Reading text:

07 DECEMBER, 2022

There are different base rates by which banks determine the rate of loans. These base rates are declared by India’s central bank, The Reserve Bank of India (RBI). Till 2019, the following rates were used to determine the loans in India.

  • Internal Benchmark Lending Rate (IBLR)
  • Marginal Cost of Funds Based Lending Rate (MCLR)

RBI did not find the internal benchmark rates satisfactory enough to deliver an effective transmission of monetary policy. On the recommendation of an Internal Study Group (ISG), the RBI has decided to switch to an external benchmark. This external benchmark rate is now called the EBLR rate.

Know About the EBLR Full Form

EBLR stands for External Benchmarks Lending Rate. According to the RBI's 5th bi-monthly Monetary Policy Statement (2018-19), floating interest rates for retail loans and micro and small businesses will be linked to EBLR. RBI also announced that further consultations would be held with stakeholders to develop an effective mechanism for transmitting rates.

EBLR in banking is extremely relevant because banks cannot offer loans to customers lower than the EBLR rate. Banks use EBLR to decide the Home Loan interest rate and interest rates of other loans. Therefore, it is crucial to understand the EBLR meaning and the relevance of EBLR in banking.

Instructions Given by RBI for Using EBLR in Banking

Personal loans and other retail loans, as well as loans to small businesses, have floating interest rates based on EBLR. Banks can opt to provide such loans linked to the EBLR to other categories of loans too.

Banks have to follow the same external benchmark for a particular loan category. This has been done so that the borrowers can get transparent, standardised, and easy-to-understand loan products.

The bank can adopt up to one benchmark for any loan category. EBLR is not a new interest rate structure. All banks have to link their Home Loan floating interest rates to the EBLR.

Spread Under External Benchmark

The RBI has allowed lending banks to decide the spread over the EBLR interest rate. However, the credit risk premium the bank charges from the borrower can only be increased when there is a significant change in the borrower’s credit assessment. In addition, the bank can alter other loan components, such as the operating cost, once every three years. Banks need to reset the interest rate under the EBLR a minimum of one time every three months.

Why a Shift from IBLR to EBLR?

Several issues with the IBLR (Internal Benchmark Lending Rate) have led to the shift to EBLR. Some of these have been listed below.

  • When RBI lowered the repo and reverse repo rates, banks only passed on some of the benefits to borrowers. The borrowers were at a loss in such an event.

Material:

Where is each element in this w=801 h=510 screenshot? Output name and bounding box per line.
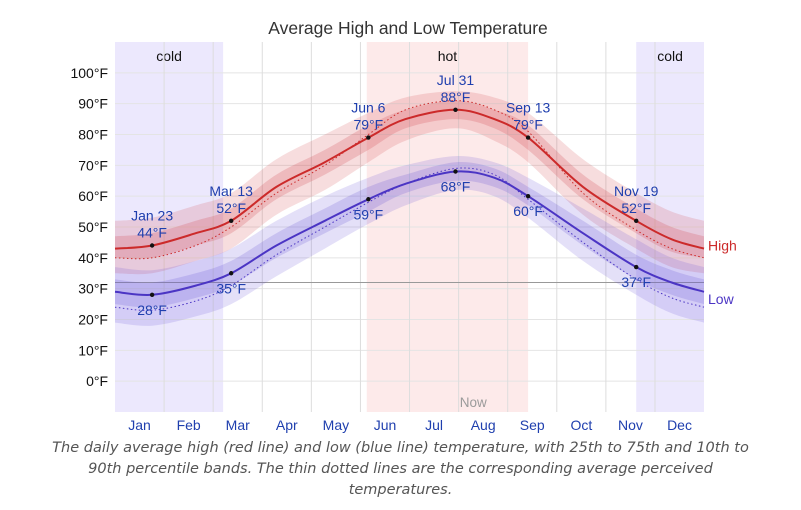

What you need to do:
**a.** For each statement, say yes or no depending on whether it agrees with the text on EBLR, and quote the exact words from the text that decide it. (i) Banks must reset the interest rate under EBLR at least once every three months. (ii) A bank may use more than one benchmark for a single loan category. (iii) EBLR is a new interest rate structure.
**b.** Reproduce the text on EBLR word for word, from "There are different" up to and including "loans in India.".
The lines play no part in this.

Solutions to the exercise:
**a.**
(i) Yes: "Banks need to reset the interest rate under the EBLR a minimum of one time every three months."
(ii) No: "The bank can adopt up to one benchmark for any loan category."
(iii) No: "EBLR is not a new interest rate structure."

**b.**
There are different base rates by which banks determine the rate of loans. These base rates are declared by India’s central bank, The Reserve Bank of India (RBI). Till 2019, the following rates were used to determine the loans in India.